How many lines in the entries below contain "document"? Answer with the number only.

----

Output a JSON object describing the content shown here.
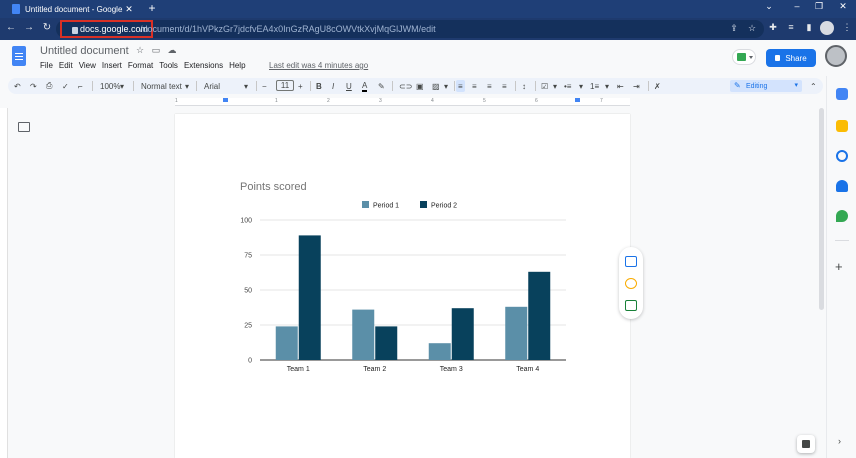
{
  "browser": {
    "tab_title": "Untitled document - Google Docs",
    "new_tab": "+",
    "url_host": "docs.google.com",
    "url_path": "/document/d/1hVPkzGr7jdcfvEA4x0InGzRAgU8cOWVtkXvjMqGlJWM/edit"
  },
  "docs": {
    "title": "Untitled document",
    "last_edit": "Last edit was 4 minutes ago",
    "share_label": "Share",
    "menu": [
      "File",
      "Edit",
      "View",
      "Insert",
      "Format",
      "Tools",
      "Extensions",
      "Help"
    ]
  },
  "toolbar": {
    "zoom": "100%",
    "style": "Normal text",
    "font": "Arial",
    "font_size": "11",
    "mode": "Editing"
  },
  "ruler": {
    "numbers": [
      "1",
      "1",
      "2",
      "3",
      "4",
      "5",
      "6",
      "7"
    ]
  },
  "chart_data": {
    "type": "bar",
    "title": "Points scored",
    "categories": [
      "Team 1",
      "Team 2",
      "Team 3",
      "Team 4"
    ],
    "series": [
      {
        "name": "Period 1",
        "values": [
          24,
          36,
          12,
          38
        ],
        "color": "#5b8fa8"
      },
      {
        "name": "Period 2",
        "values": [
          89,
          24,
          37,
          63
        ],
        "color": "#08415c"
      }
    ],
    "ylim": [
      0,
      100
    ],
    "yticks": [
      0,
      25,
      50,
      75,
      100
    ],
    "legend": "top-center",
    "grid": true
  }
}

----

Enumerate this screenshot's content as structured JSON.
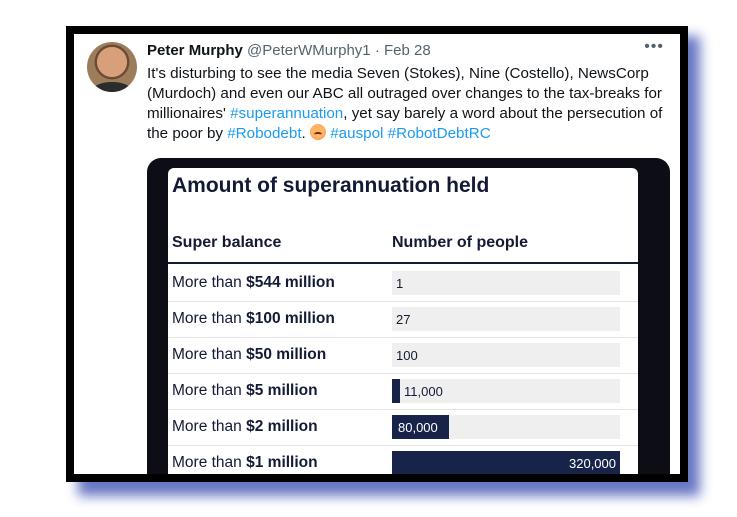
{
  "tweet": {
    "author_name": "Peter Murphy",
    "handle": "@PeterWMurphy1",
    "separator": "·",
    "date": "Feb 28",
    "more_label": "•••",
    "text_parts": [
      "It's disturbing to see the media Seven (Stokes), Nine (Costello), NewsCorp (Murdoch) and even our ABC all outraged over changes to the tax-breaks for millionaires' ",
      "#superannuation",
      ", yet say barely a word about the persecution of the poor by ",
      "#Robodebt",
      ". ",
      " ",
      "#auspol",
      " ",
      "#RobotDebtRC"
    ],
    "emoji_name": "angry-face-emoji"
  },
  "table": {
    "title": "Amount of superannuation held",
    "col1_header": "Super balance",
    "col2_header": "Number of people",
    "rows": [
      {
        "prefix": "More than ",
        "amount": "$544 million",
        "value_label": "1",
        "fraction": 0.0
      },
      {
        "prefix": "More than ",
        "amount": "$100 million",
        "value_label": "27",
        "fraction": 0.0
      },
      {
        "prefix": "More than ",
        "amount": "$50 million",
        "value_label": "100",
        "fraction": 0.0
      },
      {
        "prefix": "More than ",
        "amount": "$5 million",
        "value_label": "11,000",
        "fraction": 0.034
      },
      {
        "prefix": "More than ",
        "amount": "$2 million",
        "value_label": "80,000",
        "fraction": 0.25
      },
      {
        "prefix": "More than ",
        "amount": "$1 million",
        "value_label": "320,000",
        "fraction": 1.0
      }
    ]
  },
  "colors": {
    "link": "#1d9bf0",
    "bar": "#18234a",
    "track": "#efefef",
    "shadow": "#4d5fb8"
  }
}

----

**SOLUTION TO THIS PROBLEM:** 3